Note each line of the listing that contains the string "xlabel", and copy it.

════════════════════

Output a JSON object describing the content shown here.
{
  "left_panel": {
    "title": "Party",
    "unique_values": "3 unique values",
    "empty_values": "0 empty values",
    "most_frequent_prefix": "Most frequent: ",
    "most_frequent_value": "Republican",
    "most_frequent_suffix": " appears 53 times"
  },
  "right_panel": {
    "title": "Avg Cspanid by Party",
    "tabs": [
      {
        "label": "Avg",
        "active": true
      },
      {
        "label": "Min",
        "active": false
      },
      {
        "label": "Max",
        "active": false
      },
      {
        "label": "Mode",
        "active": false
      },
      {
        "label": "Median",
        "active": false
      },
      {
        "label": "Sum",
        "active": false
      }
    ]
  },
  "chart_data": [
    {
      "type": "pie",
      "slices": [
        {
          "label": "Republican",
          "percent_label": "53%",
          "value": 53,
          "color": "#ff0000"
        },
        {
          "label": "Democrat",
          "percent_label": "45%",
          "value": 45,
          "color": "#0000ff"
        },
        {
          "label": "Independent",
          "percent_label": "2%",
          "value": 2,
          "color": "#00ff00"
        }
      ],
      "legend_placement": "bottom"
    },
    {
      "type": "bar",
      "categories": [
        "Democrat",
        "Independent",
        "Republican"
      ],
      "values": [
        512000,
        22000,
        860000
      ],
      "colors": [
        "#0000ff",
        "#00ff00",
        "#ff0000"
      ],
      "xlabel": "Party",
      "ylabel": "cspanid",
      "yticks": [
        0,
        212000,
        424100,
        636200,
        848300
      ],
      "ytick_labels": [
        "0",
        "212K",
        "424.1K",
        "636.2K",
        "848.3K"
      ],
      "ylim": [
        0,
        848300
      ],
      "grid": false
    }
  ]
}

════════════════════

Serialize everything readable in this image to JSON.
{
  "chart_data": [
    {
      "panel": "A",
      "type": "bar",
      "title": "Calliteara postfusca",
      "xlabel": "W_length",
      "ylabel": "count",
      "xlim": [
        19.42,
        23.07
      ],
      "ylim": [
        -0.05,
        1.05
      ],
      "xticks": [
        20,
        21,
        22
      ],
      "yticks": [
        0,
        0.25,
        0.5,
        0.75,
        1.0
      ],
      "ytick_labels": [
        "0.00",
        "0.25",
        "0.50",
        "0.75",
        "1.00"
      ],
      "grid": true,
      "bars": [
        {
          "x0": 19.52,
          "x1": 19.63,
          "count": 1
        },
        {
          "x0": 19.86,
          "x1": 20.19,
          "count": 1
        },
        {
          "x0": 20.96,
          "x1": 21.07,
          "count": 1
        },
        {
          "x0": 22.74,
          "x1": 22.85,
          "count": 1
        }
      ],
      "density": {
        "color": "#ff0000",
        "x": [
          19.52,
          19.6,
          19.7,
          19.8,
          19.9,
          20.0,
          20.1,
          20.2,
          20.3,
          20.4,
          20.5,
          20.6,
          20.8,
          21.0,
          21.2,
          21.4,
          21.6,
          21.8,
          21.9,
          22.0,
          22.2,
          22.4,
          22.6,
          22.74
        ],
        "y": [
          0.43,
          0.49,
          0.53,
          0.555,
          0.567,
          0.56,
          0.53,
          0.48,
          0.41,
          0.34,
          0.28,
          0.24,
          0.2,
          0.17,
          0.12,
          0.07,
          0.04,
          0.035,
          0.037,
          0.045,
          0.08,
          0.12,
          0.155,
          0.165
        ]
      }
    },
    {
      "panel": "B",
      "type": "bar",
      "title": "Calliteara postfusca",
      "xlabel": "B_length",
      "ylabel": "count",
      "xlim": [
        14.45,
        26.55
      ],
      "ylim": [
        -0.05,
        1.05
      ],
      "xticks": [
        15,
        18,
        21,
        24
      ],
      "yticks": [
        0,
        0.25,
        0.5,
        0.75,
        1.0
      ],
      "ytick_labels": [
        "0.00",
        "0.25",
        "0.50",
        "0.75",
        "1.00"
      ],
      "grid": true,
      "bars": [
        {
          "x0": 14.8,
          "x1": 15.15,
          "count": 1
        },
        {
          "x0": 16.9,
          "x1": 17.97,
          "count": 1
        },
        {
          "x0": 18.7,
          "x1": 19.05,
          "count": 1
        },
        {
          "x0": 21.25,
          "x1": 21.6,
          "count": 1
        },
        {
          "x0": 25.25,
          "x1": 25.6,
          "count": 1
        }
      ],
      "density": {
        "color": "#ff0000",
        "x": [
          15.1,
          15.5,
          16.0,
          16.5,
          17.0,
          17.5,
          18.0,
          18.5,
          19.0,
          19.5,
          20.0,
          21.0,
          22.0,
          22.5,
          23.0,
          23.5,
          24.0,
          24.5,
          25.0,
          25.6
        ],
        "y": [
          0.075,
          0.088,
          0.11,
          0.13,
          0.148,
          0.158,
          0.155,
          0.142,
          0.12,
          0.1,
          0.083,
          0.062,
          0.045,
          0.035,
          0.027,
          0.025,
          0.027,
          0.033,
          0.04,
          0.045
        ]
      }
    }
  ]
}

════════════════════

Written reply —
      "xlabel": "Party",
      "xlabel": "W_length",
      "xlabel": "B_length",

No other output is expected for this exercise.